THE EXERCISE: Give every entry again, unchanged, and leave its images out.

Items listed in a dataset:
#####
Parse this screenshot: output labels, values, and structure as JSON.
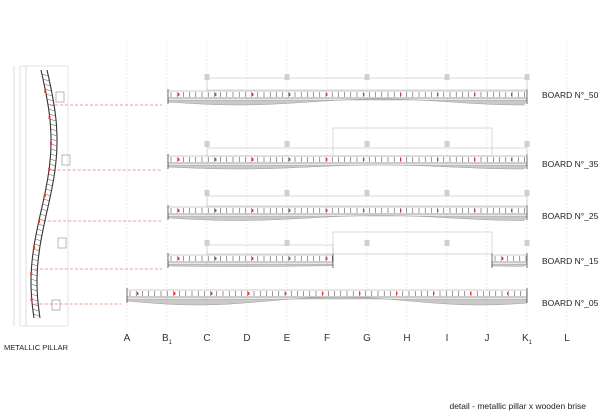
{
  "caption": "detail - metallic pillar x wooden brise",
  "pillar_label": "METALLIC PILLAR",
  "boards": [
    {
      "label": "BOARD N°_50"
    },
    {
      "label": "BOARD N°_35"
    },
    {
      "label": "BOARD N°_25"
    },
    {
      "label": "BOARD N°_15"
    },
    {
      "label": "BOARD N°_05"
    }
  ],
  "axis": [
    {
      "letter": "A",
      "sub": ""
    },
    {
      "letter": "B",
      "sub": "1"
    },
    {
      "letter": "C",
      "sub": ""
    },
    {
      "letter": "D",
      "sub": ""
    },
    {
      "letter": "E",
      "sub": ""
    },
    {
      "letter": "F",
      "sub": ""
    },
    {
      "letter": "G",
      "sub": ""
    },
    {
      "letter": "H",
      "sub": ""
    },
    {
      "letter": "I",
      "sub": ""
    },
    {
      "letter": "J",
      "sub": ""
    },
    {
      "letter": "K",
      "sub": "1"
    },
    {
      "letter": "L",
      "sub": ""
    }
  ],
  "colors": {
    "line": "#9a9a9a",
    "dark": "#333333",
    "red": "#e03a2e",
    "board": "#c9c9c9"
  }
}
#####
SOLUTION FOR THIS EXERCISE:
Parse this screenshot: output labels, values, and structure as JSON.
{
  "caption": "detail - metallic pillar x wooden brise",
  "pillar_label": "METALLIC PILLAR",
  "boards": [
    {
      "label": "BOARD N°_50"
    },
    {
      "label": "BOARD N°_35"
    },
    {
      "label": "BOARD N°_25"
    },
    {
      "label": "BOARD N°_15"
    },
    {
      "label": "BOARD N°_05"
    }
  ],
  "axis": [
    {
      "letter": "A",
      "sub": ""
    },
    {
      "letter": "B",
      "sub": "1"
    },
    {
      "letter": "C",
      "sub": ""
    },
    {
      "letter": "D",
      "sub": ""
    },
    {
      "letter": "E",
      "sub": ""
    },
    {
      "letter": "F",
      "sub": ""
    },
    {
      "letter": "G",
      "sub": ""
    },
    {
      "letter": "H",
      "sub": ""
    },
    {
      "letter": "I",
      "sub": ""
    },
    {
      "letter": "J",
      "sub": ""
    },
    {
      "letter": "K",
      "sub": "1"
    },
    {
      "letter": "L",
      "sub": ""
    }
  ],
  "colors": {
    "line": "#9a9a9a",
    "dark": "#333333",
    "red": "#e03a2e",
    "board": "#c9c9c9"
  }
}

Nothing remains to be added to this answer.